Copy each line that has the string "เวลา" somewhere in it.

━━━━━━━━━━━━━━━━━━━━━━━━━━━━━━

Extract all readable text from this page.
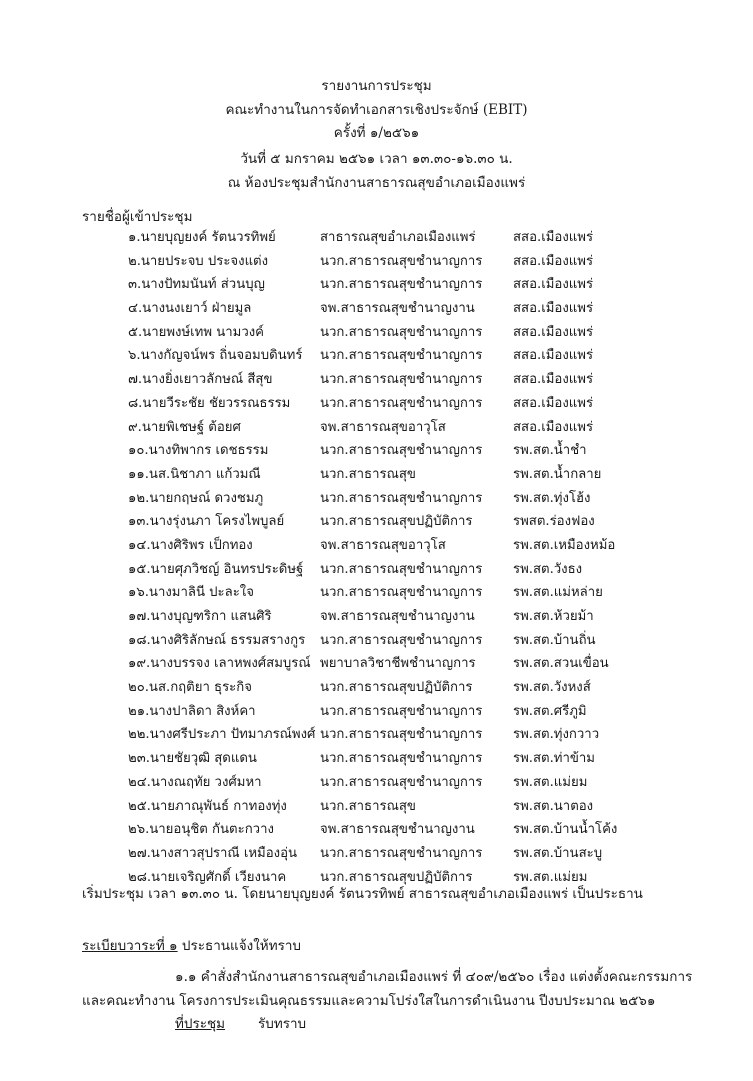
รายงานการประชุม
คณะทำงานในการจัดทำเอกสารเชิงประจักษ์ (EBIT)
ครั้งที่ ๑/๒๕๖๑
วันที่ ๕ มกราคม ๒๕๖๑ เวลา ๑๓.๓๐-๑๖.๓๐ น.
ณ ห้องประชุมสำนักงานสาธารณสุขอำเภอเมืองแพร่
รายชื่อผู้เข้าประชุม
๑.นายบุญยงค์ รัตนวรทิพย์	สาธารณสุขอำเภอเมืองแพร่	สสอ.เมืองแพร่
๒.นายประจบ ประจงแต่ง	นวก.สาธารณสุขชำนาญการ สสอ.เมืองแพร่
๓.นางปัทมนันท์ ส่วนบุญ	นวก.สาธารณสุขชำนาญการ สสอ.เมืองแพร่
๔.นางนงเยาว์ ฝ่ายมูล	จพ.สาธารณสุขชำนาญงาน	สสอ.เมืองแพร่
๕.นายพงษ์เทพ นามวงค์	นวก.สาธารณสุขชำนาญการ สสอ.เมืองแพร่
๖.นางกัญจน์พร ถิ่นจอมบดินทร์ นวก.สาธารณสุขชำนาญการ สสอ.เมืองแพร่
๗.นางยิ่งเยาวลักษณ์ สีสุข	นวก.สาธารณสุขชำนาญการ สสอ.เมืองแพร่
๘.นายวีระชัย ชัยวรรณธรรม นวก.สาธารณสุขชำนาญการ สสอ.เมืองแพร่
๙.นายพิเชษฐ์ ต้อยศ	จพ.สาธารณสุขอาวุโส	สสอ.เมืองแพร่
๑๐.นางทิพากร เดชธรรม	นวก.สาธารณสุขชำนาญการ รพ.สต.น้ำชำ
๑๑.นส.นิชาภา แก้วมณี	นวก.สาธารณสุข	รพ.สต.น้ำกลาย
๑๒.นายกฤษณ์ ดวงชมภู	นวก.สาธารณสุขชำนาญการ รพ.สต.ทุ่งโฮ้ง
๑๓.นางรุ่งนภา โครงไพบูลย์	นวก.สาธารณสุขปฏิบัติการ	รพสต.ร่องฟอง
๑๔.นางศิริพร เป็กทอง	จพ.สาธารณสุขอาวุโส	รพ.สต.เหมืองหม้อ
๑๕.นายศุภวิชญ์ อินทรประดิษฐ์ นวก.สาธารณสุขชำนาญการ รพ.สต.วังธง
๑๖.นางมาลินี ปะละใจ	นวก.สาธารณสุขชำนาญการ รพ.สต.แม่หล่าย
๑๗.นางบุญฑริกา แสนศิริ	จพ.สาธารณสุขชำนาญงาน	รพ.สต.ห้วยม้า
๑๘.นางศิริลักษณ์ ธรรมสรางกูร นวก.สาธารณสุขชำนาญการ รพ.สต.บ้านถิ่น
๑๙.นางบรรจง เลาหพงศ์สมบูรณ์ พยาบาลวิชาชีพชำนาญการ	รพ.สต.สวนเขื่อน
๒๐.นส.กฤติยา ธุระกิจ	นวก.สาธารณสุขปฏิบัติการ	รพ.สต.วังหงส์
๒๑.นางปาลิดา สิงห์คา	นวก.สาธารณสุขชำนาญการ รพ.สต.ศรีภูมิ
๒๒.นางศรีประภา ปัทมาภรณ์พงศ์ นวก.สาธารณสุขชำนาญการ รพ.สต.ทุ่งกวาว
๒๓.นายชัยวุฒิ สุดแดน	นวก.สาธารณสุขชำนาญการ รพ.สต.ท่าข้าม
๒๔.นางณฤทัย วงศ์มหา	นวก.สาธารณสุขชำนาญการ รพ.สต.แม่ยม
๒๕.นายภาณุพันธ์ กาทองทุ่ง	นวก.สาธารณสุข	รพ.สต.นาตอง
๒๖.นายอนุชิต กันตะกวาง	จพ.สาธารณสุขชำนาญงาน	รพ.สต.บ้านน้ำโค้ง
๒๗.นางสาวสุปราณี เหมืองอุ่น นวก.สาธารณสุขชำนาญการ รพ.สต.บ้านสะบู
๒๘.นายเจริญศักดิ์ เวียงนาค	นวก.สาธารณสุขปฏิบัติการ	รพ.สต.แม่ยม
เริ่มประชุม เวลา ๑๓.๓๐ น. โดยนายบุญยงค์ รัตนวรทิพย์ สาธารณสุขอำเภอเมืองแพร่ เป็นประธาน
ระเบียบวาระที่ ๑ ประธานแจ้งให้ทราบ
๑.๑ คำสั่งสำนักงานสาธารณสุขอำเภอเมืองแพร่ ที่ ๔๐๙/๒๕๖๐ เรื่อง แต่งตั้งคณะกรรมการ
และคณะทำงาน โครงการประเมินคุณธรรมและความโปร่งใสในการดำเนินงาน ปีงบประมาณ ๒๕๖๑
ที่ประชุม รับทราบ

━━━━━━━━━━━━━━━━━━━━━━━━━━━━━━

• [PROBLEM SOLUTION]
วันที่ ๕ มกราคม ๒๕๖๑ เวลา ๑๓.๓๐-๑๖.๓๐ น.
เริ่มประชุม เวลา ๑๓.๓๐ น. โดยนายบุญยงค์ รัตนวรทิพย์ สาธารณสุขอำเภอเมืองแพร่ เป็นประธาน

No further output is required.